-------- The data --------
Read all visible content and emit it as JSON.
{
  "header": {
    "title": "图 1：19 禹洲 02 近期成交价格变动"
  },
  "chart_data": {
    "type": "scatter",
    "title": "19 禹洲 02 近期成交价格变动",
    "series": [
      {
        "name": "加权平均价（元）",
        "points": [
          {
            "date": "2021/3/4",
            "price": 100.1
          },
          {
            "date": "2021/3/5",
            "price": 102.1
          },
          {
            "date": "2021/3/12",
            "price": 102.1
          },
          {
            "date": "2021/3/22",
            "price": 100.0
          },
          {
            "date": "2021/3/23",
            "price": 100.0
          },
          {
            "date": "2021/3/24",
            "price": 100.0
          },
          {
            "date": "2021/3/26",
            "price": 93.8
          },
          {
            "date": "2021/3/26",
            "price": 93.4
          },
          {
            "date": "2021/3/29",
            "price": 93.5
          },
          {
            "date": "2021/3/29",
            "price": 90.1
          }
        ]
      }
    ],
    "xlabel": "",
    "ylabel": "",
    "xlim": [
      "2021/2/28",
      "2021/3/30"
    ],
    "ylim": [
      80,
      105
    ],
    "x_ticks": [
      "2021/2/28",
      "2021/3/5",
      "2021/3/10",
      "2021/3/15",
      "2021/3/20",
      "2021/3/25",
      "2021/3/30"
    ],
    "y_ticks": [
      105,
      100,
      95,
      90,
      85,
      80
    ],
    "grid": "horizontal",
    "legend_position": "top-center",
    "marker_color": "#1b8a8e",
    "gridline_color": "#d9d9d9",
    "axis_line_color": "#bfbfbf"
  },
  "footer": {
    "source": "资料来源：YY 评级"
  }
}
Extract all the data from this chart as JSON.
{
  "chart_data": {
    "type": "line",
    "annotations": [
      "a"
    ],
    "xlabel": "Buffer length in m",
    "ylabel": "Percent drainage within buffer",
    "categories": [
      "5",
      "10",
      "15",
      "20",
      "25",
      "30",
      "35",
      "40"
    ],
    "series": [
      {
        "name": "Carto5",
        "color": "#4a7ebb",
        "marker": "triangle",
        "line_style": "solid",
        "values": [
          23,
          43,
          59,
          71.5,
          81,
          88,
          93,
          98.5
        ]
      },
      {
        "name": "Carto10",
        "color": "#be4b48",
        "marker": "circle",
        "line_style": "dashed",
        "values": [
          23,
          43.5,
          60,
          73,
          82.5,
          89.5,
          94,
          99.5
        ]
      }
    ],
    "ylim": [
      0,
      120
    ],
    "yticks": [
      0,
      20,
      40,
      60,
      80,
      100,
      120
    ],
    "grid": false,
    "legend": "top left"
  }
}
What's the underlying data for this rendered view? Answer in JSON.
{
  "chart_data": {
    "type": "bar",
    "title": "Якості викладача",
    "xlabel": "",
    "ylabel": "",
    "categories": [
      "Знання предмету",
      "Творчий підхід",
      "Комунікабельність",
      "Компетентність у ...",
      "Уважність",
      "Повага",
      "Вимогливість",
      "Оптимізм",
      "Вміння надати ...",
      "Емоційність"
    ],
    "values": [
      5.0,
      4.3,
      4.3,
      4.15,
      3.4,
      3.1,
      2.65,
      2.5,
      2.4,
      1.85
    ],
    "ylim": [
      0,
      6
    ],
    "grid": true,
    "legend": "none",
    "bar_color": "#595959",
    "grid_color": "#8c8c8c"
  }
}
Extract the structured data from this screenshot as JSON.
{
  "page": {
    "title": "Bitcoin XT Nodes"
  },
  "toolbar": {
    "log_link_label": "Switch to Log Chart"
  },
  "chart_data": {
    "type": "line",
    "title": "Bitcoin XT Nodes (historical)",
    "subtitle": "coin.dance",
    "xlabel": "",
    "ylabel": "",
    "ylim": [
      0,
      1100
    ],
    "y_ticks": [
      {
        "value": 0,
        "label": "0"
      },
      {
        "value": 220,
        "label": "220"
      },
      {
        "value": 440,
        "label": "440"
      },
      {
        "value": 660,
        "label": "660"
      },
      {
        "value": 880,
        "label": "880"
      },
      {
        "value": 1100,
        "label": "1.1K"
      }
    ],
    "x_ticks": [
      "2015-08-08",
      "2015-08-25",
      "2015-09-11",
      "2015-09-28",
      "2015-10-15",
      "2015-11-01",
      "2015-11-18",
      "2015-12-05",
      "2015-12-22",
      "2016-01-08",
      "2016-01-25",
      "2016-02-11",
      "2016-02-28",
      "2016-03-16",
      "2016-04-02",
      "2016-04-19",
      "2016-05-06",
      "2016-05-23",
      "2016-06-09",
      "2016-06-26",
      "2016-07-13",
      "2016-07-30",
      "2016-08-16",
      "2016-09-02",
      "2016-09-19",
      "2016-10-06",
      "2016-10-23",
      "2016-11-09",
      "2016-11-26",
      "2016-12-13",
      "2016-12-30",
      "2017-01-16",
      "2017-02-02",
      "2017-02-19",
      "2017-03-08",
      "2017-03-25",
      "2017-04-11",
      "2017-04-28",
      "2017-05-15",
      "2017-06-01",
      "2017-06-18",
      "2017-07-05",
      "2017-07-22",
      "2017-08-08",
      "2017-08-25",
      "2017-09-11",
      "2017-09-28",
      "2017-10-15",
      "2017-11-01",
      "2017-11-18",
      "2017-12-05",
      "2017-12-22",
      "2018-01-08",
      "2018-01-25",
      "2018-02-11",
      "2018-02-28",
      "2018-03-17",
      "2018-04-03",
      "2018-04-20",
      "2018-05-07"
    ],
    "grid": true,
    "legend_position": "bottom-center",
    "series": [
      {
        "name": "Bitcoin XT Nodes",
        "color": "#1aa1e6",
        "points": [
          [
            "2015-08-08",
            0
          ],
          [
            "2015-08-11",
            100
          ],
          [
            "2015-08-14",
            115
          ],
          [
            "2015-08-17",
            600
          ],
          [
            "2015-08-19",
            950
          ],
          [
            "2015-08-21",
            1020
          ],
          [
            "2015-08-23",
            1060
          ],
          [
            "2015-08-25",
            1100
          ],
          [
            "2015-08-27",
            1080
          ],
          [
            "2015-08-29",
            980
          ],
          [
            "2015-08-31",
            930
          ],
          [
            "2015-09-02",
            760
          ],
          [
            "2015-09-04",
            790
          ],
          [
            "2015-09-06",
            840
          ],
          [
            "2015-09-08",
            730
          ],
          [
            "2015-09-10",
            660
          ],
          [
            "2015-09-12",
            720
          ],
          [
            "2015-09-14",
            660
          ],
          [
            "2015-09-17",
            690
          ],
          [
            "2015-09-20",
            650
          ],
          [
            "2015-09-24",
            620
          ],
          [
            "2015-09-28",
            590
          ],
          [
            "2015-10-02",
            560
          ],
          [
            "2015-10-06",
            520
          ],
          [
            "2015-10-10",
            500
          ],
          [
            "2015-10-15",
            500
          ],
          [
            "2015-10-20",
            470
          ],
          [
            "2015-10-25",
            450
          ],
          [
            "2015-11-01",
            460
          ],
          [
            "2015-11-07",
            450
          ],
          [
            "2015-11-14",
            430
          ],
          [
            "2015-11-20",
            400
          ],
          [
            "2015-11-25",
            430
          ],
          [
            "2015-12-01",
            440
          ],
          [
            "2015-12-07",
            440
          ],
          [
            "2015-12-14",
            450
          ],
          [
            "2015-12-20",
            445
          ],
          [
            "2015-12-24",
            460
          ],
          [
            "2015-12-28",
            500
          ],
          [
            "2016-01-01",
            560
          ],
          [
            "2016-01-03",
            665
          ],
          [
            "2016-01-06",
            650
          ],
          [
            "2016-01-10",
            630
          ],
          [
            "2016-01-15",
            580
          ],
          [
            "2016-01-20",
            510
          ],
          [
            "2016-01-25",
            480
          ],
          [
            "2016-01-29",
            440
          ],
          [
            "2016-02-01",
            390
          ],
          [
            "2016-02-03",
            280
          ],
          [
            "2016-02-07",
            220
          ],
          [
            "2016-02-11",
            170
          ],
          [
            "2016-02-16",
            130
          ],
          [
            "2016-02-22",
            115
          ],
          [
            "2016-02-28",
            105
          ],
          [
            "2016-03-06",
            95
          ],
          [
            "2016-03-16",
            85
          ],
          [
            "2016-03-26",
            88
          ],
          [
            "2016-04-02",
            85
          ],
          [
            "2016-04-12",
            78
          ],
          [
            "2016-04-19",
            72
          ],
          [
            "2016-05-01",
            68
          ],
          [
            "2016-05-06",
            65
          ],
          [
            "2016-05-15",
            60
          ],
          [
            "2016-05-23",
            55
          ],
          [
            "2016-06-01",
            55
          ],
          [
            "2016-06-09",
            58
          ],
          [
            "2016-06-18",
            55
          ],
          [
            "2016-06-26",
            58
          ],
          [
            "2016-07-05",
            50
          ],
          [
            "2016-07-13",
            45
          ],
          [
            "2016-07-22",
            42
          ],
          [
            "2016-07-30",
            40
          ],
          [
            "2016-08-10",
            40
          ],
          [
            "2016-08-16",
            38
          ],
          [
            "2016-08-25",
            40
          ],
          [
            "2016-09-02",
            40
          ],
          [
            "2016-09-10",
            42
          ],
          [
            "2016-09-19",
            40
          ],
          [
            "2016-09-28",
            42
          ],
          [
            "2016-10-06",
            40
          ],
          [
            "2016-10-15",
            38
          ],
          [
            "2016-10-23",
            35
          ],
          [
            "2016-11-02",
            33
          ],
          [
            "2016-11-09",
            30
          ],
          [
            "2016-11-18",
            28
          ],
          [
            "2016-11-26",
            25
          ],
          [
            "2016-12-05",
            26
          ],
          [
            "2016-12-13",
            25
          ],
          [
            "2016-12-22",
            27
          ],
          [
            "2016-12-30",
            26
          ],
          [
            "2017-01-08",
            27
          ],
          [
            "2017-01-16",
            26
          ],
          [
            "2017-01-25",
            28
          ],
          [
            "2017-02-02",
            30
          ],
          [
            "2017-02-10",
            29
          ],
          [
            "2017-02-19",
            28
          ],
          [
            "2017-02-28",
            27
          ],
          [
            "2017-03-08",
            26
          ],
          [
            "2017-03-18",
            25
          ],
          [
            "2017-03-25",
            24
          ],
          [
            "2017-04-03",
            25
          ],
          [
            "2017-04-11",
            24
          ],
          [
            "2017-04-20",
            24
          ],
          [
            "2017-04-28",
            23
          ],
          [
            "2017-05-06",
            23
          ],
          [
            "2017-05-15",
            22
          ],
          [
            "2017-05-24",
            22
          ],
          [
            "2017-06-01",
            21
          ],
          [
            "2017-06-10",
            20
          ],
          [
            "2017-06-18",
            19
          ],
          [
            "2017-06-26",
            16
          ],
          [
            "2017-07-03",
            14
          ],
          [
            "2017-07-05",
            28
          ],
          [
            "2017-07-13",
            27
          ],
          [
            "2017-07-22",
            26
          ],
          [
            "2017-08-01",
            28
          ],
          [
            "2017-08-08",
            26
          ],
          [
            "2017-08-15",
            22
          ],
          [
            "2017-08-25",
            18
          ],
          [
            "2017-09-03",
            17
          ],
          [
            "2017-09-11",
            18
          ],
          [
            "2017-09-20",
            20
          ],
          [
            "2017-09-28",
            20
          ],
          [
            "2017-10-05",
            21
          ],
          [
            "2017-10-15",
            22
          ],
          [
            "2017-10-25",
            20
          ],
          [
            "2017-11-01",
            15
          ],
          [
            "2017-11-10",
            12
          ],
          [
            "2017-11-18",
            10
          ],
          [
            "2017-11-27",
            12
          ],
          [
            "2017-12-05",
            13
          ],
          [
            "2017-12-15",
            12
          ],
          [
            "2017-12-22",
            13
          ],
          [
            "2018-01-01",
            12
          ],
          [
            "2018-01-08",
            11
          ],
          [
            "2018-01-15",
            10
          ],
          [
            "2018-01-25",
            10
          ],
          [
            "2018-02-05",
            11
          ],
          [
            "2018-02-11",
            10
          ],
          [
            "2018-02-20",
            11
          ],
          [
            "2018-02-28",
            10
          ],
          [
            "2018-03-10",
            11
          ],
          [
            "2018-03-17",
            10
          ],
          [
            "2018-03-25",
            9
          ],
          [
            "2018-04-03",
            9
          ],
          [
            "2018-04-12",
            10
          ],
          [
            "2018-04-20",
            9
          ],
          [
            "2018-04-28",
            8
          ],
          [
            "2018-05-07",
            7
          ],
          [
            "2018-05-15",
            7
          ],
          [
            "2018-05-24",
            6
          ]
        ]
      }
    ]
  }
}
--------
Task
Show every line above in which the word "date" occurs.

Solution to this task
            "date": "2021/3/4",
            "date": "2021/3/5",
            "date": "2021/3/12",
            "date": "2021/3/22",
            "date": "2021/3/23",
            "date": "2021/3/24",
            "date": "2021/3/26",
            "date": "2021/3/26",
            "date": "2021/3/29",
            "date": "2021/3/29",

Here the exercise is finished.